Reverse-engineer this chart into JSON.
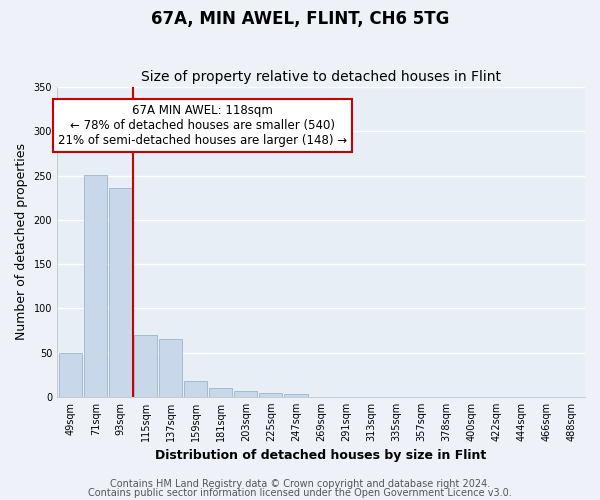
{
  "title": "67A, MIN AWEL, FLINT, CH6 5TG",
  "subtitle": "Size of property relative to detached houses in Flint",
  "xlabel": "Distribution of detached houses by size in Flint",
  "ylabel": "Number of detached properties",
  "bar_labels": [
    "49sqm",
    "71sqm",
    "93sqm",
    "115sqm",
    "137sqm",
    "159sqm",
    "181sqm",
    "203sqm",
    "225sqm",
    "247sqm",
    "269sqm",
    "291sqm",
    "313sqm",
    "335sqm",
    "357sqm",
    "378sqm",
    "400sqm",
    "422sqm",
    "444sqm",
    "466sqm",
    "488sqm"
  ],
  "bar_values": [
    50,
    251,
    236,
    70,
    65,
    18,
    10,
    6,
    4,
    3,
    0,
    0,
    0,
    0,
    0,
    0,
    0,
    0,
    0,
    0,
    0
  ],
  "bar_color": "#c8d8ea",
  "bar_edge_color": "#9ab8cc",
  "vline_index": 3,
  "vline_color": "#cc0000",
  "ylim": [
    0,
    350
  ],
  "yticks": [
    0,
    50,
    100,
    150,
    200,
    250,
    300,
    350
  ],
  "annotation_box_text": "67A MIN AWEL: 118sqm\n← 78% of detached houses are smaller (540)\n21% of semi-detached houses are larger (148) →",
  "footer_line1": "Contains HM Land Registry data © Crown copyright and database right 2024.",
  "footer_line2": "Contains public sector information licensed under the Open Government Licence v3.0.",
  "background_color": "#eef2f8",
  "plot_bg_color": "#e8eef6",
  "grid_color": "#ffffff",
  "title_fontsize": 12,
  "subtitle_fontsize": 10,
  "axis_label_fontsize": 9,
  "tick_fontsize": 7,
  "annotation_fontsize": 8.5,
  "footer_fontsize": 7
}
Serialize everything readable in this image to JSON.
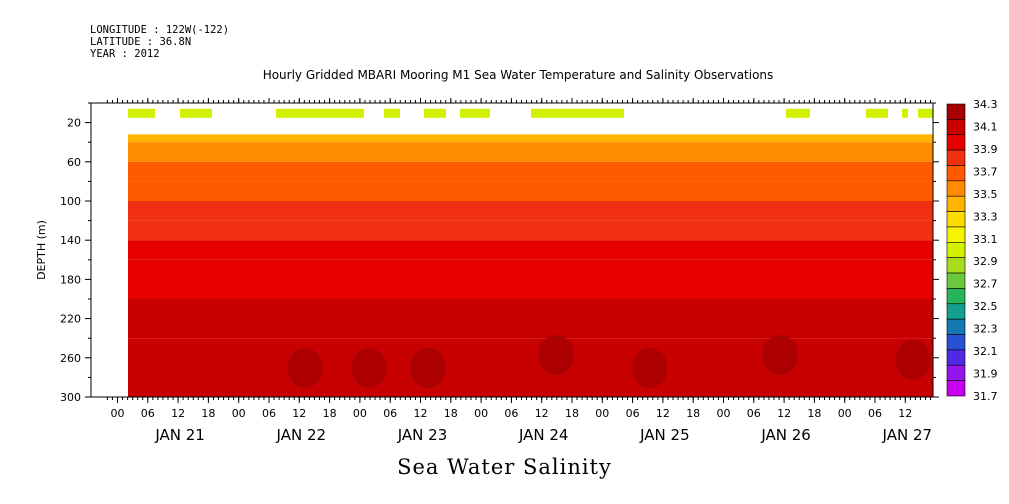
{
  "header": {
    "longitude": "LONGITUDE : 122W(-122)",
    "latitude": "LATITUDE : 36.8N",
    "year": "YEAR : 2012"
  },
  "title": "Hourly Gridded MBARI Mooring M1 Sea Water Temperature and Salinity Observations",
  "variable_title": "Sea Water Salinity",
  "chart_data": {
    "type": "heatmap",
    "title": "Hourly Gridded MBARI Mooring M1 Sea Water Temperature and Salinity Observations",
    "subtitle": "Sea Water Salinity",
    "xlabel": "",
    "ylabel": "DEPTH (m)",
    "x_hour_ticks": [
      "00",
      "06",
      "12",
      "18",
      "00",
      "06",
      "12",
      "18",
      "00",
      "06",
      "12",
      "18",
      "00",
      "06",
      "12",
      "18",
      "00",
      "06",
      "12",
      "18",
      "00",
      "06",
      "12",
      "18",
      "00",
      "06",
      "12"
    ],
    "x_day_labels": [
      "JAN 21",
      "JAN 22",
      "JAN 23",
      "JAN 24",
      "JAN 25",
      "JAN 26",
      "JAN 27"
    ],
    "y_ticks": [
      20,
      60,
      100,
      140,
      180,
      220,
      260,
      300
    ],
    "y_range": [
      300,
      0
    ],
    "colorbar_levels": [
      "34.3",
      "34.1",
      "33.9",
      "33.7",
      "33.5",
      "33.3",
      "33.1",
      "32.9",
      "32.7",
      "32.5",
      "32.3",
      "32.1",
      "31.9",
      "31.7"
    ],
    "colorbar_colors": [
      "#a80000",
      "#c80000",
      "#e60000",
      "#f03010",
      "#ff5a00",
      "#ff8c00",
      "#ffb400",
      "#ffdc00",
      "#f5f500",
      "#d2f000",
      "#a8dc1e",
      "#6cc83c",
      "#28b45a",
      "#14a08c",
      "#1478b4",
      "#2850d2",
      "#5028e6",
      "#9614f0",
      "#c800f0"
    ],
    "near_surface_depth_m": 10,
    "depth_bands": [
      {
        "depth_m": 40,
        "salinity": 33.2
      },
      {
        "depth_m": 60,
        "salinity": 33.35
      },
      {
        "depth_m": 80,
        "salinity": 33.5
      },
      {
        "depth_m": 100,
        "salinity": 33.6
      },
      {
        "depth_m": 120,
        "salinity": 33.75
      },
      {
        "depth_m": 140,
        "salinity": 33.85
      },
      {
        "depth_m": 160,
        "salinity": 33.95
      },
      {
        "depth_m": 200,
        "salinity": 34.05
      },
      {
        "depth_m": 240,
        "salinity": 34.15
      },
      {
        "depth_m": 300,
        "salinity": 34.25
      }
    ]
  },
  "colors": {
    "surface_bar": "#d2f000",
    "upper_layer": "#f5f500",
    "deep_core": "#a80000"
  }
}
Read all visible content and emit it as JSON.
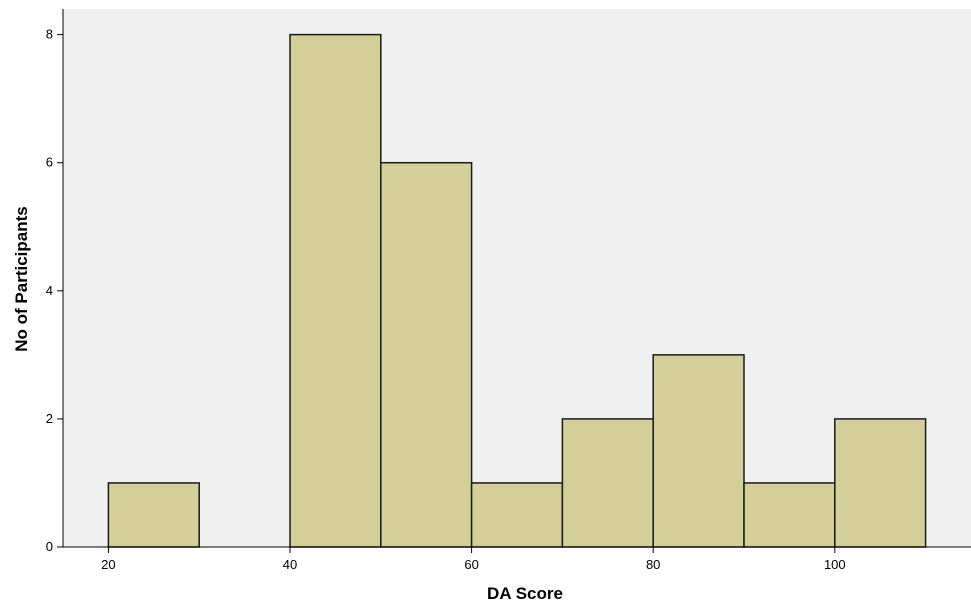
===============
**TASK REQUIREMENTS**
Reproduce the entries above without change, omitting all pictures.

**COMPLETED TASK**
Reverse-engineer this chart into JSON.
{
  "title": "67A, MIN AWEL, FLINT, CH6 5TG",
  "subtitle": "Size of property relative to detached houses in Flint",
  "xlabel": "Distribution of detached houses by size in Flint",
  "ylabel": "Number of detached properties",
  "bar_labels": [
    "49sqm",
    "71sqm",
    "93sqm",
    "115sqm",
    "137sqm",
    "159sqm",
    "181sqm",
    "203sqm",
    "225sqm",
    "247sqm",
    "269sqm",
    "291sqm",
    "313sqm",
    "335sqm",
    "357sqm",
    "378sqm",
    "400sqm",
    "422sqm",
    "444sqm",
    "466sqm",
    "488sqm"
  ],
  "bar_values": [
    50,
    251,
    236,
    70,
    65,
    18,
    10,
    6,
    4,
    3,
    0,
    0,
    0,
    0,
    0,
    0,
    0,
    0,
    0,
    0,
    0
  ],
  "bar_color": "#c8d8ea",
  "bar_edge_color": "#9ab8cc",
  "vline_index": 3,
  "vline_color": "#cc0000",
  "ylim": [
    0,
    350
  ],
  "yticks": [
    0,
    50,
    100,
    150,
    200,
    250,
    300,
    350
  ],
  "annotation_box_text": "67A MIN AWEL: 118sqm\n← 78% of detached houses are smaller (540)\n21% of semi-detached houses are larger (148) →",
  "footer_line1": "Contains HM Land Registry data © Crown copyright and database right 2024.",
  "footer_line2": "Contains public sector information licensed under the Open Government Licence v3.0.",
  "background_color": "#eef2f8",
  "plot_bg_color": "#e8eef6",
  "grid_color": "#ffffff",
  "title_fontsize": 12,
  "subtitle_fontsize": 10,
  "axis_label_fontsize": 9,
  "tick_fontsize": 7,
  "annotation_fontsize": 8.5,
  "footer_fontsize": 7
}
Serialize everything readable in this image to JSON.
{
  "header": {
    "longitude": "LONGITUDE : 122W(-122)",
    "latitude": "LATITUDE : 36.8N",
    "year": "YEAR : 2012"
  },
  "title": "Hourly Gridded MBARI Mooring M1 Sea Water Temperature and Salinity Observations",
  "variable_title": "Sea Water Salinity",
  "chart_data": {
    "type": "heatmap",
    "title": "Hourly Gridded MBARI Mooring M1 Sea Water Temperature and Salinity Observations",
    "subtitle": "Sea Water Salinity",
    "xlabel": "",
    "ylabel": "DEPTH (m)",
    "x_hour_ticks": [
      "00",
      "06",
      "12",
      "18",
      "00",
      "06",
      "12",
      "18",
      "00",
      "06",
      "12",
      "18",
      "00",
      "06",
      "12",
      "18",
      "00",
      "06",
      "12",
      "18",
      "00",
      "06",
      "12",
      "18",
      "00",
      "06",
      "12"
    ],
    "x_day_labels": [
      "JAN 21",
      "JAN 22",
      "JAN 23",
      "JAN 24",
      "JAN 25",
      "JAN 26",
      "JAN 27"
    ],
    "y_ticks": [
      20,
      60,
      100,
      140,
      180,
      220,
      260,
      300
    ],
    "y_range": [
      300,
      0
    ],
    "colorbar_levels": [
      "34.3",
      "34.1",
      "33.9",
      "33.7",
      "33.5",
      "33.3",
      "33.1",
      "32.9",
      "32.7",
      "32.5",
      "32.3",
      "32.1",
      "31.9",
      "31.7"
    ],
    "colorbar_colors": [
      "#a80000",
      "#c80000",
      "#e60000",
      "#f03010",
      "#ff5a00",
      "#ff8c00",
      "#ffb400",
      "#ffdc00",
      "#f5f500",
      "#d2f000",
      "#a8dc1e",
      "#6cc83c",
      "#28b45a",
      "#14a08c",
      "#1478b4",
      "#2850d2",
      "#5028e6",
      "#9614f0",
      "#c800f0"
    ],
    "near_surface_depth_m": 10,
    "depth_bands": [
      {
        "depth_m": 40,
        "salinity": 33.2
      },
      {
        "depth_m": 60,
        "salinity": 33.35
      },
      {
        "depth_m": 80,
        "salinity": 33.5
      },
      {
        "depth_m": 100,
        "salinity": 33.6
      },
      {
        "depth_m": 120,
        "salinity": 33.75
      },
      {
        "depth_m": 140,
        "salinity": 33.85
      },
      {
        "depth_m": 160,
        "salinity": 33.95
      },
      {
        "depth_m": 200,
        "salinity": 34.05
      },
      {
        "depth_m": 240,
        "salinity": 34.15
      },
      {
        "depth_m": 300,
        "salinity": 34.25
      }
    ]
  },
  "colors": {
    "surface_bar": "#d2f000",
    "upper_layer": "#f5f500",
    "deep_core": "#a80000"
  }
}
Read all visible content and emit it as JSON.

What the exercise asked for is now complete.